> _TO BE DONE_: Look through the records and report how many lines include the word "JSON", with no other words.
— begin ENTRIES —
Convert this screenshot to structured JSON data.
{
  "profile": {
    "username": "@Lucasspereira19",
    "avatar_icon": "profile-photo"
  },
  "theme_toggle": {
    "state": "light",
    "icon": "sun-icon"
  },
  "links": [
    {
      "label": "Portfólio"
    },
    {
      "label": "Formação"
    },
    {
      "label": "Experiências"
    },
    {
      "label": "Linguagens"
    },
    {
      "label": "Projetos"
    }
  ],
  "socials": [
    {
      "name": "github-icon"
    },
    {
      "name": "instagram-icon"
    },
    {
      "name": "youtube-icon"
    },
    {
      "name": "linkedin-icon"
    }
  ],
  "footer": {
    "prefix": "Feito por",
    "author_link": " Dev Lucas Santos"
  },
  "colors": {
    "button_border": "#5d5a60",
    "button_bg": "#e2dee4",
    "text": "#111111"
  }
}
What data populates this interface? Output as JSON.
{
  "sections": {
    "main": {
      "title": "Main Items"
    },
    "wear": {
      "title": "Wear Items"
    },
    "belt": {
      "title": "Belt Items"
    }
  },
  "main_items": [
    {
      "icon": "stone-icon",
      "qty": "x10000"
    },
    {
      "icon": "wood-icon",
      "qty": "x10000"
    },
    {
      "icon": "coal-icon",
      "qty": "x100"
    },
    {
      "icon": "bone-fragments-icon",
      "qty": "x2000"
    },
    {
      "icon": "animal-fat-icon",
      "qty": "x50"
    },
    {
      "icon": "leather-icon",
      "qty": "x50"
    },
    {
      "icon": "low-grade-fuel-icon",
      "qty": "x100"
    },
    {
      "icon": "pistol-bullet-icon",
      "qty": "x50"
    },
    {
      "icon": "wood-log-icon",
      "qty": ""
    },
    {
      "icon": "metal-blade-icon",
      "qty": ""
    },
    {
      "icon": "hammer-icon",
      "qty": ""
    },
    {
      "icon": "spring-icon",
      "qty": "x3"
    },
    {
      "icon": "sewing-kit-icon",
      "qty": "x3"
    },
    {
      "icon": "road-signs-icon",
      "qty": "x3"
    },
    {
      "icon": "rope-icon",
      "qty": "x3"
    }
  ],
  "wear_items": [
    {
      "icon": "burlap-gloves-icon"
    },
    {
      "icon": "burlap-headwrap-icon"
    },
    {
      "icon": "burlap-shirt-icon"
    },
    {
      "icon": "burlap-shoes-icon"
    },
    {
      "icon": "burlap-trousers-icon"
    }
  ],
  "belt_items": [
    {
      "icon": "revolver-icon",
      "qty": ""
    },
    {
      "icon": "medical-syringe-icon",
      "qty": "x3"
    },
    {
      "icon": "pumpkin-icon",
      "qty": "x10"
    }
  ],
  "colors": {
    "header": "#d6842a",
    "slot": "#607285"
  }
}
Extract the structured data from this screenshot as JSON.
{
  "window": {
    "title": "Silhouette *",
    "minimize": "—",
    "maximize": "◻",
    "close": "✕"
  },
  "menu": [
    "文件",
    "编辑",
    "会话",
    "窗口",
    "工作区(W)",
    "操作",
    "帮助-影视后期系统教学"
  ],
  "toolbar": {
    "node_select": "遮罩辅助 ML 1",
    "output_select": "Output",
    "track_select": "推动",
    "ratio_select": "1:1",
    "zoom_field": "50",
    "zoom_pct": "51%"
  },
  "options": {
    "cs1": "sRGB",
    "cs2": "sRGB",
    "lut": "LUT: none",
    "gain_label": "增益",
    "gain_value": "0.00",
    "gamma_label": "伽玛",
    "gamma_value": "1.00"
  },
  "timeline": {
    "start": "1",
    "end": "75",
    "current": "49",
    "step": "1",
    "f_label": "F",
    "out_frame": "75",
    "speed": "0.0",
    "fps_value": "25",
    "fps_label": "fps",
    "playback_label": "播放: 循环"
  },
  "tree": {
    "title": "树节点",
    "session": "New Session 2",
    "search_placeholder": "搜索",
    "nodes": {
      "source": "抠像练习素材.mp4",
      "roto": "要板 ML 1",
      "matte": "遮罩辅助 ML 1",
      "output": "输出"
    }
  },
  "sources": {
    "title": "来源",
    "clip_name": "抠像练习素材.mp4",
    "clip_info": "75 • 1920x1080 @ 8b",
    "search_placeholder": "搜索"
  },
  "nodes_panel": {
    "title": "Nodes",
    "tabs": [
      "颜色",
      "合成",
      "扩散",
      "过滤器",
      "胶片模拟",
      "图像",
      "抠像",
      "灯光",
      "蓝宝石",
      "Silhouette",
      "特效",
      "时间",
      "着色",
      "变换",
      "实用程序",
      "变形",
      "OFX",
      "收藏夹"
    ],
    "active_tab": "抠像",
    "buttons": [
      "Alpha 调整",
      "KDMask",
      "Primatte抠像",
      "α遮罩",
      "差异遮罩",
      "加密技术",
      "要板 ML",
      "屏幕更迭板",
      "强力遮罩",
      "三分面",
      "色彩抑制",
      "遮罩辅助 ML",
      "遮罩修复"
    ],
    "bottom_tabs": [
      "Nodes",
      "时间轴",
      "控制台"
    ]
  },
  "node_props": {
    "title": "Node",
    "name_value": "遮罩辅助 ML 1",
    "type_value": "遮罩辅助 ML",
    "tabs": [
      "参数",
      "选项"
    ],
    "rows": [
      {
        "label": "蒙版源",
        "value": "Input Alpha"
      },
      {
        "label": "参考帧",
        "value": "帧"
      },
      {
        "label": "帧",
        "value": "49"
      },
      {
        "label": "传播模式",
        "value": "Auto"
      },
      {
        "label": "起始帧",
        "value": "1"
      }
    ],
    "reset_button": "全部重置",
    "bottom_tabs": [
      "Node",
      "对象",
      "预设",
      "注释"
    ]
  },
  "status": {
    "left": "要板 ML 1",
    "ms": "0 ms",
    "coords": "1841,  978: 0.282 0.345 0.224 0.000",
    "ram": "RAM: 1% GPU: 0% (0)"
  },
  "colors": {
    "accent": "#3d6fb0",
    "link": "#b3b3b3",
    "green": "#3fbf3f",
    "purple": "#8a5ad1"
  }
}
— end ENTRIES —
> _THE SOLUTION_: 3